+++ Source material +++

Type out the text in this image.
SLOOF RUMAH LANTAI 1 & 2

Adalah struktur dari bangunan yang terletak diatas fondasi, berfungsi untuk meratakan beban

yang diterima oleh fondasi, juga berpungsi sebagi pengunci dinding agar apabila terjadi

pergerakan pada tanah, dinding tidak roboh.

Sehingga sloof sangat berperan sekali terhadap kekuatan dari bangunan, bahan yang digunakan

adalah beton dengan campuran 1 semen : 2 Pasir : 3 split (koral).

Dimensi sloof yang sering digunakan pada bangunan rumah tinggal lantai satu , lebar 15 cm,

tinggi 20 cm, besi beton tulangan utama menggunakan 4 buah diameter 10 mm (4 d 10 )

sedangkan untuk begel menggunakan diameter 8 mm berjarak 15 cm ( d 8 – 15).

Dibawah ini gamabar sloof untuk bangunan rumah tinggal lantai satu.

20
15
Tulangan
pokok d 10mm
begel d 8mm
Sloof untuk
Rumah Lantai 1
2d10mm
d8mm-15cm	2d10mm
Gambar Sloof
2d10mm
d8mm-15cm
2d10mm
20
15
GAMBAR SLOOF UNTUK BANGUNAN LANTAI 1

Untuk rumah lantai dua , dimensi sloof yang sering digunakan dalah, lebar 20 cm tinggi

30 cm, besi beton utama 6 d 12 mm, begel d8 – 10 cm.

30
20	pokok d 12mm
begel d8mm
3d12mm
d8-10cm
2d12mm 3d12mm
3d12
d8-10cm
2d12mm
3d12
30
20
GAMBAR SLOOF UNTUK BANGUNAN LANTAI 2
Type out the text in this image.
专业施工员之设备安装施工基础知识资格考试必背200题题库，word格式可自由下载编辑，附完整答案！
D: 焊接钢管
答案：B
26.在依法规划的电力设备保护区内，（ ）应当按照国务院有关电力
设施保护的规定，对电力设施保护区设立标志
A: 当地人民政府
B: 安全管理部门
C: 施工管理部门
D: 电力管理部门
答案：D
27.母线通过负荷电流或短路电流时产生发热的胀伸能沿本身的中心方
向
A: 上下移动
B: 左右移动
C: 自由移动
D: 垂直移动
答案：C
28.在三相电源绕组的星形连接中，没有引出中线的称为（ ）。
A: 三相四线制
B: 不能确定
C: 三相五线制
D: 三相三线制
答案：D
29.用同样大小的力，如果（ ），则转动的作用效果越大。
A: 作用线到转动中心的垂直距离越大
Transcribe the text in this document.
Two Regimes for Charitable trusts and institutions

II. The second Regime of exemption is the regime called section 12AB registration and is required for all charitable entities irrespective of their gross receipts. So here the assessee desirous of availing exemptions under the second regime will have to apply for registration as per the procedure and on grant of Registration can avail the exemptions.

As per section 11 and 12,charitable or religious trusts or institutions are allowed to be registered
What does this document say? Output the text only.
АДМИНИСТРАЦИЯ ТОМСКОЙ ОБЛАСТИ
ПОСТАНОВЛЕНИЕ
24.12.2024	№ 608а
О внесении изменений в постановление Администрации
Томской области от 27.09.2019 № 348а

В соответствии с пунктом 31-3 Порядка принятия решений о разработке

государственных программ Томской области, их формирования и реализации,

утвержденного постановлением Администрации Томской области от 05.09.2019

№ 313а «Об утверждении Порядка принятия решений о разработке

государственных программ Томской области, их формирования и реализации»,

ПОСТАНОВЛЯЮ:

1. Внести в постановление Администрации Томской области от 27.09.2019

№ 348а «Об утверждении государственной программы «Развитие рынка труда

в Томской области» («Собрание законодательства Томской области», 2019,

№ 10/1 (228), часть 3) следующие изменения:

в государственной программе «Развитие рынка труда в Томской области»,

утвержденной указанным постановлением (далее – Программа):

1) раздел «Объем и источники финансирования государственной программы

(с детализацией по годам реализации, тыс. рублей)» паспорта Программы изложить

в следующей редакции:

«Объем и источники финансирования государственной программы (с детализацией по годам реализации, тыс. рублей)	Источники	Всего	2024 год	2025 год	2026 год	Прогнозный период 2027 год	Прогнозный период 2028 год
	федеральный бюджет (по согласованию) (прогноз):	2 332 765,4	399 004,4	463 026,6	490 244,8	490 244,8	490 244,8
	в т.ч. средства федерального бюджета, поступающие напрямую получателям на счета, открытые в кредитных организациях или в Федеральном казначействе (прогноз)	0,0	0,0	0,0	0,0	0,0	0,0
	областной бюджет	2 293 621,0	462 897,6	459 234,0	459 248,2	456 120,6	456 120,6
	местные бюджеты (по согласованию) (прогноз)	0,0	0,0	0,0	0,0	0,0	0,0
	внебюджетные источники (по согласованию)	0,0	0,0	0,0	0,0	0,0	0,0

+++

What the task requires
How many of the lines above include the string "menggunakan"? Reply with the number by itself.

Exercise solution
2